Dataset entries
* start *

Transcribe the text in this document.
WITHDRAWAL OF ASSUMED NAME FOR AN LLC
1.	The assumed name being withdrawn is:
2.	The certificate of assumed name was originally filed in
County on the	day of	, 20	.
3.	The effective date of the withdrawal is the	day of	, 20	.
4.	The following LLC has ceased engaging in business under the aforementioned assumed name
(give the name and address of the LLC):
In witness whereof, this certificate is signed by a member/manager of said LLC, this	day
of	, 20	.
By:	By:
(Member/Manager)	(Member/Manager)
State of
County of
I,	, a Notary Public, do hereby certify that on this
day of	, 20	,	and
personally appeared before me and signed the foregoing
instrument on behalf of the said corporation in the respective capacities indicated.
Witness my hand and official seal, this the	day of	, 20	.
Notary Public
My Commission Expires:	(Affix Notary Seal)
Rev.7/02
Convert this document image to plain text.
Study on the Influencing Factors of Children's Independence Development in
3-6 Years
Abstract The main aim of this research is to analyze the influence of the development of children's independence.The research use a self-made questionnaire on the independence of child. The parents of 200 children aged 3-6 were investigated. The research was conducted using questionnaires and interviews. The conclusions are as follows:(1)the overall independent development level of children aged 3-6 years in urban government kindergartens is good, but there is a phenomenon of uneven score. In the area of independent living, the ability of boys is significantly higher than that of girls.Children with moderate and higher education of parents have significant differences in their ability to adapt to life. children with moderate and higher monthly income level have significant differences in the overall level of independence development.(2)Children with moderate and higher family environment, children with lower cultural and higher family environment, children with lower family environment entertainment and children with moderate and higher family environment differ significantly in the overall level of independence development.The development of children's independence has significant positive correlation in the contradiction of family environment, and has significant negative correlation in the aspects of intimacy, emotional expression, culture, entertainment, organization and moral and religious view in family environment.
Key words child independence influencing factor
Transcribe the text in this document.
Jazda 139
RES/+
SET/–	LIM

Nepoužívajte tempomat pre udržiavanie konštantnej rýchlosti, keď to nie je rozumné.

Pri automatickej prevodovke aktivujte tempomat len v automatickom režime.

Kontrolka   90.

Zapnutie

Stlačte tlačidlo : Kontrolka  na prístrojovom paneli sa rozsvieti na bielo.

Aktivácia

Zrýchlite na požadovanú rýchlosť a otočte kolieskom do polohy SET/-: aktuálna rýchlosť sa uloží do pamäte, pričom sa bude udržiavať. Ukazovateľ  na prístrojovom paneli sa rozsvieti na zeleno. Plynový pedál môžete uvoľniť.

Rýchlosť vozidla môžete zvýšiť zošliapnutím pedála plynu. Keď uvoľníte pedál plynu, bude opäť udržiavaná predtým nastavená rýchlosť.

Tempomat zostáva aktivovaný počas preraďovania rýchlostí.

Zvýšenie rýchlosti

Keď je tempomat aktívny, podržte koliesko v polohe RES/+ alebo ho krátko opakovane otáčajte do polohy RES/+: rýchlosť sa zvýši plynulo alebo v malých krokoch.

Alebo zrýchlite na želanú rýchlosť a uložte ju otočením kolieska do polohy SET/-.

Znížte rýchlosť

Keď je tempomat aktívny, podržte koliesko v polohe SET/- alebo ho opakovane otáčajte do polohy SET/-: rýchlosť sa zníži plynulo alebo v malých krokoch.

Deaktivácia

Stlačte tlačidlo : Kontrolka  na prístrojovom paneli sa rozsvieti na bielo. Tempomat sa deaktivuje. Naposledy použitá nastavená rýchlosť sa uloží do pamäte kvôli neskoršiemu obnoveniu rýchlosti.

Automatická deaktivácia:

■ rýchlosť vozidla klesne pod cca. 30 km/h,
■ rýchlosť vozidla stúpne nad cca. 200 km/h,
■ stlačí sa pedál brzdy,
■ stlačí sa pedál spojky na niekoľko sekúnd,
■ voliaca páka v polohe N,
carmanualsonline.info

* end *

## Problem to work on
Restate the whole of the material exactly.

## The output
Transcribe the text in this document.
WITHDRAWAL OF ASSUMED NAME FOR AN LLC
1.	The assumed name being withdrawn is:
2.	The certificate of assumed name was originally filed in
County on the	day of	, 20	.
3.	The effective date of the withdrawal is the	day of	, 20	.
4.	The following LLC has ceased engaging in business under the aforementioned assumed name
(give the name and address of the LLC):
In witness whereof, this certificate is signed by a member/manager of said LLC, this	day
of	, 20	.
By:	By:
(Member/Manager)	(Member/Manager)
State of
County of
I,	, a Notary Public, do hereby certify that on this
day of	, 20	,	and
personally appeared before me and signed the foregoing
instrument on behalf of the said corporation in the respective capacities indicated.
Witness my hand and official seal, this the	day of	, 20	.
Notary Public
My Commission Expires:	(Affix Notary Seal)
Rev.7/02
Convert this document image to plain text.
Study on the Influencing Factors of Children's Independence Development in
3-6 Years
Abstract The main aim of this research is to analyze the influence of the development of children's independence.The research use a self-made questionnaire on the independence of child. The parents of 200 children aged 3-6 were investigated. The research was conducted using questionnaires and interviews. The conclusions are as follows:(1)the overall independent development level of children aged 3-6 years in urban government kindergartens is good, but there is a phenomenon of uneven score. In the area of independent living, the ability of boys is significantly higher than that of girls.Children with moderate and higher education of parents have significant differences in their ability to adapt to life. children with moderate and higher monthly income level have significant differences in the overall level of independence development.(2)Children with moderate and higher family environment, children with lower cultural and higher family environment, children with lower family environment entertainment and children with moderate and higher family environment differ significantly in the overall level of independence development.The development of children's independence has significant positive correlation in the contradiction of family environment, and has significant negative correlation in the aspects of intimacy, emotional expression, culture, entertainment, organization and moral and religious view in family environment.
Key words child independence influencing factor
Transcribe the text in this document.
Jazda 139
RES/+
SET/–	LIM

Nepoužívajte tempomat pre udržiavanie konštantnej rýchlosti, keď to nie je rozumné.

Pri automatickej prevodovke aktivujte tempomat len v automatickom režime.

Kontrolka   90.

Zapnutie

Stlačte tlačidlo : Kontrolka  na prístrojovom paneli sa rozsvieti na bielo.

Aktivácia

Zrýchlite na požadovanú rýchlosť a otočte kolieskom do polohy SET/-: aktuálna rýchlosť sa uloží do pamäte, pričom sa bude udržiavať. Ukazovateľ  na prístrojovom paneli sa rozsvieti na zeleno. Plynový pedál môžete uvoľniť.

Rýchlosť vozidla môžete zvýšiť zošliapnutím pedála plynu. Keď uvoľníte pedál plynu, bude opäť udržiavaná predtým nastavená rýchlosť.

Tempomat zostáva aktivovaný počas preraďovania rýchlostí.

Zvýšenie rýchlosti

Keď je tempomat aktívny, podržte koliesko v polohe RES/+ alebo ho krátko opakovane otáčajte do polohy RES/+: rýchlosť sa zvýši plynulo alebo v malých krokoch.

Alebo zrýchlite na želanú rýchlosť a uložte ju otočením kolieska do polohy SET/-.

Znížte rýchlosť

Keď je tempomat aktívny, podržte koliesko v polohe SET/- alebo ho opakovane otáčajte do polohy SET/-: rýchlosť sa zníži plynulo alebo v malých krokoch.

Deaktivácia

Stlačte tlačidlo : Kontrolka  na prístrojovom paneli sa rozsvieti na bielo. Tempomat sa deaktivuje. Naposledy použitá nastavená rýchlosť sa uloží do pamäte kvôli neskoršiemu obnoveniu rýchlosti.

Automatická deaktivácia:

■ rýchlosť vozidla klesne pod cca. 30 km/h,
■ rýchlosť vozidla stúpne nad cca. 200 km/h,
■ stlačí sa pedál brzdy,
■ stlačí sa pedál spojky na niekoľko sekúnd,
■ voliaca páka v polohe N,
carmanualsonline.info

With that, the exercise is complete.